**WORK TO BE COMPLETED**:
Render every entry verbatim.

**Data extracted from a collection**:
-=-=-

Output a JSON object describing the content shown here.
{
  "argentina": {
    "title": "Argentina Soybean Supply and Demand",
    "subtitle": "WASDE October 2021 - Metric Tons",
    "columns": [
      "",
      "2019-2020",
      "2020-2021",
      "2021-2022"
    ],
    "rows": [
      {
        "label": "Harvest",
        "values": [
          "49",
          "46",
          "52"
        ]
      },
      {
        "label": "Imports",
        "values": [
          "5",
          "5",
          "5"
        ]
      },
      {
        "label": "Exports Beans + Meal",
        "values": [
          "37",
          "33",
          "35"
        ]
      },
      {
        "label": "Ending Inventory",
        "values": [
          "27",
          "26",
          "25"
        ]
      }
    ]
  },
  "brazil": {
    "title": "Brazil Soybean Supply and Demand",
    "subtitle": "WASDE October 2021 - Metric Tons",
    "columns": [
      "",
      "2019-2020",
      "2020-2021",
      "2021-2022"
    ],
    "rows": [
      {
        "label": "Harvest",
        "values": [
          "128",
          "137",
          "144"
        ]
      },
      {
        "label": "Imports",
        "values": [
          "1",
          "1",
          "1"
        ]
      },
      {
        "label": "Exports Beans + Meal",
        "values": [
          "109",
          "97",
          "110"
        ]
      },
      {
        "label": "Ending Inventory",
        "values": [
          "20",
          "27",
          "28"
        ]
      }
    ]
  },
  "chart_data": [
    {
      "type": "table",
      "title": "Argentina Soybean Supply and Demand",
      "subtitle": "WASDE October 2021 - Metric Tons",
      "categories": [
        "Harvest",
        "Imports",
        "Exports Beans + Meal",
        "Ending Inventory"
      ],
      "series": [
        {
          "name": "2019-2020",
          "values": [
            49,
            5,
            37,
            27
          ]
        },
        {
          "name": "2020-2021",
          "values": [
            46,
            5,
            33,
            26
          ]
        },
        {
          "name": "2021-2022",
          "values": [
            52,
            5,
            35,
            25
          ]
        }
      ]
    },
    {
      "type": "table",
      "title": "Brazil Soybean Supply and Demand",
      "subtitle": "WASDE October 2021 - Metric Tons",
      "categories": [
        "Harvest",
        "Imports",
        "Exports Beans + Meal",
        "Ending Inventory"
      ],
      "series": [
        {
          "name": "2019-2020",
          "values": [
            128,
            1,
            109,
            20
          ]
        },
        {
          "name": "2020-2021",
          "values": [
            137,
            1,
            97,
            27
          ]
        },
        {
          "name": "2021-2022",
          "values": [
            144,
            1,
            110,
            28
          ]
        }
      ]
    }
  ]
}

-=-=-

**REPLY**:
Output a JSON object describing the content shown here.
{
  "argentina": {
    "title": "Argentina Soybean Supply and Demand",
    "subtitle": "WASDE October 2021 - Metric Tons",
    "columns": [
      "",
      "2019-2020",
      "2020-2021",
      "2021-2022"
    ],
    "rows": [
      {
        "label": "Harvest",
        "values": [
          "49",
          "46",
          "52"
        ]
      },
      {
        "label": "Imports",
        "values": [
          "5",
          "5",
          "5"
        ]
      },
      {
        "label": "Exports Beans + Meal",
        "values": [
          "37",
          "33",
          "35"
        ]
      },
      {
        "label": "Ending Inventory",
        "values": [
          "27",
          "26",
          "25"
        ]
      }
    ]
  },
  "brazil": {
    "title": "Brazil Soybean Supply and Demand",
    "subtitle": "WASDE October 2021 - Metric Tons",
    "columns": [
      "",
      "2019-2020",
      "2020-2021",
      "2021-2022"
    ],
    "rows": [
      {
        "label": "Harvest",
        "values": [
          "128",
          "137",
          "144"
        ]
      },
      {
        "label": "Imports",
        "values": [
          "1",
          "1",
          "1"
        ]
      },
      {
        "label": "Exports Beans + Meal",
        "values": [
          "109",
          "97",
          "110"
        ]
      },
      {
        "label": "Ending Inventory",
        "values": [
          "20",
          "27",
          "28"
        ]
      }
    ]
  },
  "chart_data": [
    {
      "type": "table",
      "title": "Argentina Soybean Supply and Demand",
      "subtitle": "WASDE October 2021 - Metric Tons",
      "categories": [
        "Harvest",
        "Imports",
        "Exports Beans + Meal",
        "Ending Inventory"
      ],
      "series": [
        {
          "name": "2019-2020",
          "values": [
            49,
            5,
            37,
            27
          ]
        },
        {
          "name": "2020-2021",
          "values": [
            46,
            5,
            33,
            26
          ]
        },
        {
          "name": "2021-2022",
          "values": [
            52,
            5,
            35,
            25
          ]
        }
      ]
    },
    {
      "type": "table",
      "title": "Brazil Soybean Supply and Demand",
      "subtitle": "WASDE October 2021 - Metric Tons",
      "categories": [
        "Harvest",
        "Imports",
        "Exports Beans + Meal",
        "Ending Inventory"
      ],
      "series": [
        {
          "name": "2019-2020",
          "values": [
            128,
            1,
            109,
            20
          ]
        },
        {
          "name": "2020-2021",
          "values": [
            137,
            1,
            97,
            27
          ]
        },
        {
          "name": "2021-2022",
          "values": [
            144,
            1,
            110,
            28
          ]
        }
      ]
    }
  ]
}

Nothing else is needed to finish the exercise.